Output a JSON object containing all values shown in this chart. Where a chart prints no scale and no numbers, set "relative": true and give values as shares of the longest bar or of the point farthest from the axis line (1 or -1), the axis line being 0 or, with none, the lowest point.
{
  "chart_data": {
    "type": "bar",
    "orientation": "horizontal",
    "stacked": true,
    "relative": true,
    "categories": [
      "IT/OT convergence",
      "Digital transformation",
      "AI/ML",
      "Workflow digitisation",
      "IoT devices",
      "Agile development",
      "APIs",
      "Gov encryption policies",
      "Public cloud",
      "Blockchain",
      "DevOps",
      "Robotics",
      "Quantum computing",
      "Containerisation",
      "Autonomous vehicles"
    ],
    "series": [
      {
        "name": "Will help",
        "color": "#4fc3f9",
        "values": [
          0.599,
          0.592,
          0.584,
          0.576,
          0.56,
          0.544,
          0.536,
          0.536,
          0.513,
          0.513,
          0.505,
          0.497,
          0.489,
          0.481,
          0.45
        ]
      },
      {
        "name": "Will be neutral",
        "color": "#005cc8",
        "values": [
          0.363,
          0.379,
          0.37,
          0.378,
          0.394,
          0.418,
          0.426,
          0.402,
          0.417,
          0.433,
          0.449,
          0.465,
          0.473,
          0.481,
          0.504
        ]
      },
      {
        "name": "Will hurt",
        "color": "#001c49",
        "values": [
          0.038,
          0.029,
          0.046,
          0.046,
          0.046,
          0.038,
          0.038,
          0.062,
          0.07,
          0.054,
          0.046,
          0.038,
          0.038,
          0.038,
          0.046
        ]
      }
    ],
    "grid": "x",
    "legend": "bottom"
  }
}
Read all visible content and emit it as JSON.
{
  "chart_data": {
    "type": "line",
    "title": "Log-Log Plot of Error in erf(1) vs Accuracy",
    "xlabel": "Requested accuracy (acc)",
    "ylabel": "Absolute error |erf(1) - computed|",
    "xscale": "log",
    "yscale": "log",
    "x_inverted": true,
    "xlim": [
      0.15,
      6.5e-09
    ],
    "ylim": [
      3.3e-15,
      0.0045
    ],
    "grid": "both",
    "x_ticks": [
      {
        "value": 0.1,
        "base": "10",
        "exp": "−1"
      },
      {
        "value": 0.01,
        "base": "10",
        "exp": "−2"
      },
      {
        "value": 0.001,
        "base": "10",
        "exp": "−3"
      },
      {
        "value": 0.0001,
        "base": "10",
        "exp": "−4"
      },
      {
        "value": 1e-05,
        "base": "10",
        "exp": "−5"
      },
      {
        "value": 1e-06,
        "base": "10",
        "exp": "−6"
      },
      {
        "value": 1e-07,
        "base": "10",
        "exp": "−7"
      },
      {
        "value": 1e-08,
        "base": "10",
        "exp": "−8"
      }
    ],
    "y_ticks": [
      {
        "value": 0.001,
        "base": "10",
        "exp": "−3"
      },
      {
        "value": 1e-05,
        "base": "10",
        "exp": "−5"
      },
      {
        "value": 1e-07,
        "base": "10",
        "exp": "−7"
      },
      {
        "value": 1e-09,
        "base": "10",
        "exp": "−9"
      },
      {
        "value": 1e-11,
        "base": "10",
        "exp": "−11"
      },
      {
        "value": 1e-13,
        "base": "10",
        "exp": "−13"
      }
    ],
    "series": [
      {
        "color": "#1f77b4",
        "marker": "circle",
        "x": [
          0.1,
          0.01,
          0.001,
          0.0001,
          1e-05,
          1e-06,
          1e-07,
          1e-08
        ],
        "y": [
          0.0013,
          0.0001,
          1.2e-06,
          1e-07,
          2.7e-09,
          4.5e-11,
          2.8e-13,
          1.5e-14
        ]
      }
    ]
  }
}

**To be done:** Repeat only the stretch of lines that opens with the line containing "Read all visible content and emit it as JSON." and closes with the final line of the entries, both included, exactly as written.

**Result:**
Read all visible content and emit it as JSON.
{
  "chart_data": {
    "type": "line",
    "title": "Log-Log Plot of Error in erf(1) vs Accuracy",
    "xlabel": "Requested accuracy (acc)",
    "ylabel": "Absolute error |erf(1) - computed|",
    "xscale": "log",
    "yscale": "log",
    "x_inverted": true,
    "xlim": [
      0.15,
      6.5e-09
    ],
    "ylim": [
      3.3e-15,
      0.0045
    ],
    "grid": "both",
    "x_ticks": [
      {
        "value": 0.1,
        "base": "10",
        "exp": "−1"
      },
      {
        "value": 0.01,
        "base": "10",
        "exp": "−2"
      },
      {
        "value": 0.001,
        "base": "10",
        "exp": "−3"
      },
      {
        "value": 0.0001,
        "base": "10",
        "exp": "−4"
      },
      {
        "value": 1e-05,
        "base": "10",
        "exp": "−5"
      },
      {
        "value": 1e-06,
        "base": "10",
        "exp": "−6"
      },
      {
        "value": 1e-07,
        "base": "10",
        "exp": "−7"
      },
      {
        "value": 1e-08,
        "base": "10",
        "exp": "−8"
      }
    ],
    "y_ticks": [
      {
        "value": 0.001,
        "base": "10",
        "exp": "−3"
      },
      {
        "value": 1e-05,
        "base": "10",
        "exp": "−5"
      },
      {
        "value": 1e-07,
        "base": "10",
        "exp": "−7"
      },
      {
        "value": 1e-09,
        "base": "10",
        "exp": "−9"
      },
      {
        "value": 1e-11,
        "base": "10",
        "exp": "−11"
      },
      {
        "value": 1e-13,
        "base": "10",
        "exp": "−13"
      }
    ],
    "series": [
      {
        "color": "#1f77b4",
        "marker": "circle",
        "x": [
          0.1,
          0.01,
          0.001,
          0.0001,
          1e-05,
          1e-06,
          1e-07,
          1e-08
        ],
        "y": [
          0.0013,
          0.0001,
          1.2e-06,
          1e-07,
          2.7e-09,
          4.5e-11,
          2.8e-13,
          1.5e-14
        ]
      }
    ]
  }
}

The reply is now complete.